Data entries:
-- Start --

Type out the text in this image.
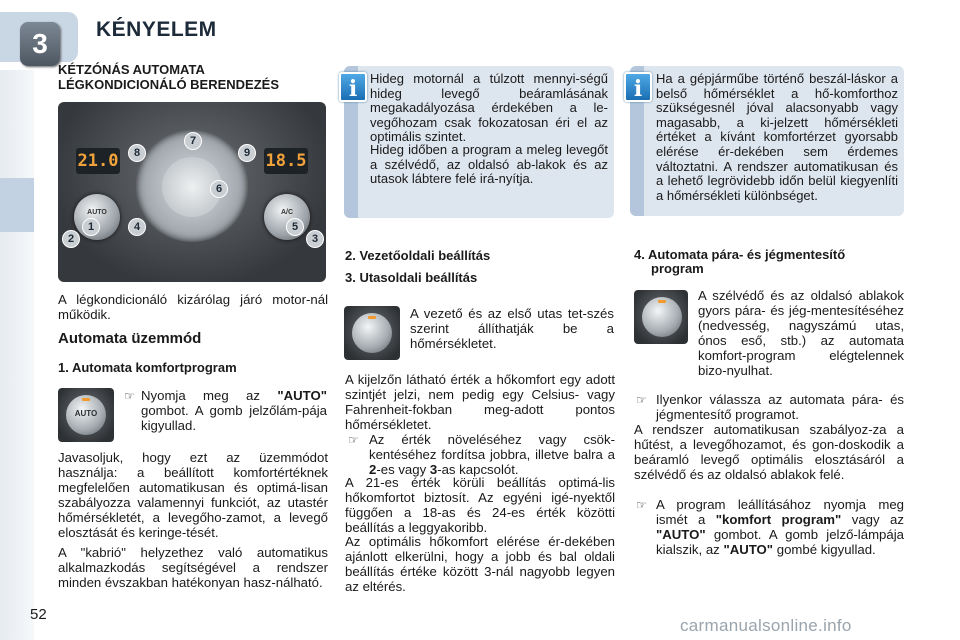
3	KÉNYELEM
KÉTZÓNÁS AUTOMATA
LÉGKONDICIONÁLÓ BERENDEZÉS
21.0	18.5
AUTO	A/C
7
8	9
6
1	4	5
2	3
A légkondicionáló kizárólag járó motor-nál működik.
Automata üzemmód
1. Automata komfortprogram
AUTO
☞ Nyomja meg az "AUTO" gombot. A gomb jelzőlám-pája kigyullad.
Javasoljuk, hogy ezt az üzemmódot használja: a beállított komfortértéknek megfelelően automatikusan és optimá-lisan szabályozza valamennyi funkciót, az utastér hőmérsékletét, a levegőho-zamot, a levegő elosztását és keringe-tését.
A "kabrió" helyzethez való automatikus alkalmazkodás segítségével a rendszer minden évszakban hatékonyan hasz-nálható.
i Hideg motornál a túlzott mennyi-ségű hideg levegő beáramlásának megakadályozása érdekében a le-vegőhozam csak fokozatosan éri el az optimális szintet.
Hideg időben a program a meleg levegőt a szélvédő, az oldalsó ab-lakok és az utasok lábtere felé irá-nyítja.
i	Ha a gépjárműbe történő beszál-láskor a belső hőmérséklet a hő-komforthoz szükségesnél jóval alacsonyabb vagy magasabb, a ki-jelzett hőmérsékleti értéket a kívánt komfortérzet gyorsabb elérése ér-dekében sem érdemes változtatni. A rendszer automatikusan és a lehető legrövidebb időn belül kiegyenlíti a hőmérsékleti különbséget.
2. Vezetőoldali beállítás
3. Utasoldali beállítás
A vezető és az első utas tet-szés szerint állíthatják be a hőmérsékletet.
A kijelzőn látható érték a hőkomfort egy adott szintjét jelzi, nem pedig egy Celsius- vagy Fahrenheit-fokban meg-adott pontos hőmérsékletet.
☞ Az érték növeléséhez vagy csök-kentéséhez fordítsa jobbra, illetve balra a 2-es vagy 3-as kapcsolót.
A 21-es érték körüli beállítás optimá-lis hőkomfortot biztosít. Az egyéni igé-nyektől függően a 18-as és 24-es érték közötti beállítás a leggyakoribb.
Az optimális hőkomfort elérése ér-dekében ajánlott elkerülni, hogy a jobb és bal oldali beállítás értéke között 3-nál nagyobb legyen az eltérés.
4. Automata pára- és jégmentesítő
program
A szélvédő és az oldalsó ablakok gyors pára- és jég-mentesítéséhez (nedvesség, nagyszámú utas, ónos eső, stb.) az automata komfort-program elégtelennek bizo-nyulhat.
☞ Ilyenkor válassza az automata pára- és jégmentesítő programot.
A rendszer automatikusan szabályoz-za a hűtést, a levegőhozamot, és gon-doskodik a beáramló levegő optimális elosztásáról a szélvédő és az oldalsó ablakok felé.
☞ A program leállításához nyomja meg ismét a "komfort program" vagy az "AUTO" gombot. A gomb jelző-lámpája kialszik, az "AUTO" gombé kigyullad.
52
carmanualsonline.info
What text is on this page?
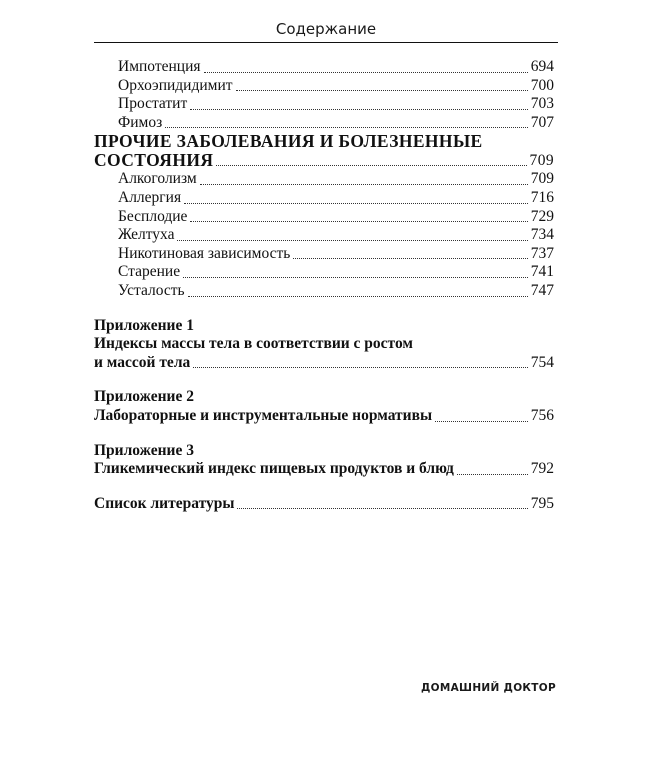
Содержание
Импотенция	694
Орхоэпидидимит	700
Простатит	703
Фимоз	707
ПРОЧИЕ ЗАБОЛЕВАНИЯ И БОЛЕЗНЕННЫЕ
СОСТОЯНИЯ	709
Алкоголизм	709
Аллергия	716
Бесплодие	729
Желтуха	734
Никотиновая зависимость	737
Старение	741
Усталость	747
Приложение 1
Индексы массы тела в соответствии с ростом
и массой тела	754
Приложение 2
Лабораторные и инструментальные нормативы	756
Приложение 3
Гликемический индекс пищевых продуктов и блюд	792
Список литературы	795
ДОМАШНИЙ ДОКТОР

-- End --

◆ **INSTRUCTION**
Omit every picture, and otherwise quote the entries exactly.

◆ **FULL SOLUTION**
Type out the text in this image.
3	KÉNYELEM
KÉTZÓNÁS AUTOMATA
LÉGKONDICIONÁLÓ BERENDEZÉS
21.0	18.5
AUTO	A/C
7
8	9
6
1	4	5
2	3
A légkondicionáló kizárólag járó motor-nál működik.
Automata üzemmód
1. Automata komfortprogram
AUTO
☞ Nyomja meg az "AUTO" gombot. A gomb jelzőlám-pája kigyullad.
Javasoljuk, hogy ezt az üzemmódot használja: a beállított komfortértéknek megfelelően automatikusan és optimá-lisan szabályozza valamennyi funkciót, az utastér hőmérsékletét, a levegőho-zamot, a levegő elosztását és keringe-tését.
A "kabrió" helyzethez való automatikus alkalmazkodás segítségével a rendszer minden évszakban hatékonyan hasz-nálható.
i Hideg motornál a túlzott mennyi-ségű hideg levegő beáramlásának megakadályozása érdekében a le-vegőhozam csak fokozatosan éri el az optimális szintet.
Hideg időben a program a meleg levegőt a szélvédő, az oldalsó ab-lakok és az utasok lábtere felé irá-nyítja.
i	Ha a gépjárműbe történő beszál-láskor a belső hőmérséklet a hő-komforthoz szükségesnél jóval alacsonyabb vagy magasabb, a ki-jelzett hőmérsékleti értéket a kívánt komfortérzet gyorsabb elérése ér-dekében sem érdemes változtatni. A rendszer automatikusan és a lehető legrövidebb időn belül kiegyenlíti a hőmérsékleti különbséget.
2. Vezetőoldali beállítás
3. Utasoldali beállítás
A vezető és az első utas tet-szés szerint állíthatják be a hőmérsékletet.
A kijelzőn látható érték a hőkomfort egy adott szintjét jelzi, nem pedig egy Celsius- vagy Fahrenheit-fokban meg-adott pontos hőmérsékletet.
☞ Az érték növeléséhez vagy csök-kentéséhez fordítsa jobbra, illetve balra a 2-es vagy 3-as kapcsolót.
A 21-es érték körüli beállítás optimá-lis hőkomfortot biztosít. Az egyéni igé-nyektől függően a 18-as és 24-es érték közötti beállítás a leggyakoribb.
Az optimális hőkomfort elérése ér-dekében ajánlott elkerülni, hogy a jobb és bal oldali beállítás értéke között 3-nál nagyobb legyen az eltérés.
4. Automata pára- és jégmentesítő
program
A szélvédő és az oldalsó ablakok gyors pára- és jég-mentesítéséhez (nedvesség, nagyszámú utas, ónos eső, stb.) az automata komfort-program elégtelennek bizo-nyulhat.
☞ Ilyenkor válassza az automata pára- és jégmentesítő programot.
A rendszer automatikusan szabályoz-za a hűtést, a levegőhozamot, és gon-doskodik a beáramló levegő optimális elosztásáról a szélvédő és az oldalsó ablakok felé.
☞ A program leállításához nyomja meg ismét a "komfort program" vagy az "AUTO" gombot. A gomb jelző-lámpája kialszik, az "AUTO" gombé kigyullad.
52
carmanualsonline.info
What text is on this page?
Содержание
Импотенция	694
Орхоэпидидимит	700
Простатит	703
Фимоз	707
ПРОЧИЕ ЗАБОЛЕВАНИЯ И БОЛЕЗНЕННЫЕ
СОСТОЯНИЯ	709
Алкоголизм	709
Аллергия	716
Бесплодие	729
Желтуха	734
Никотиновая зависимость	737
Старение	741
Усталость	747
Приложение 1
Индексы массы тела в соответствии с ростом
и массой тела	754
Приложение 2
Лабораторные и инструментальные нормативы	756
Приложение 3
Гликемический индекс пищевых продуктов и блюд	792
Список литературы	795
ДОМАШНИЙ ДОКТОР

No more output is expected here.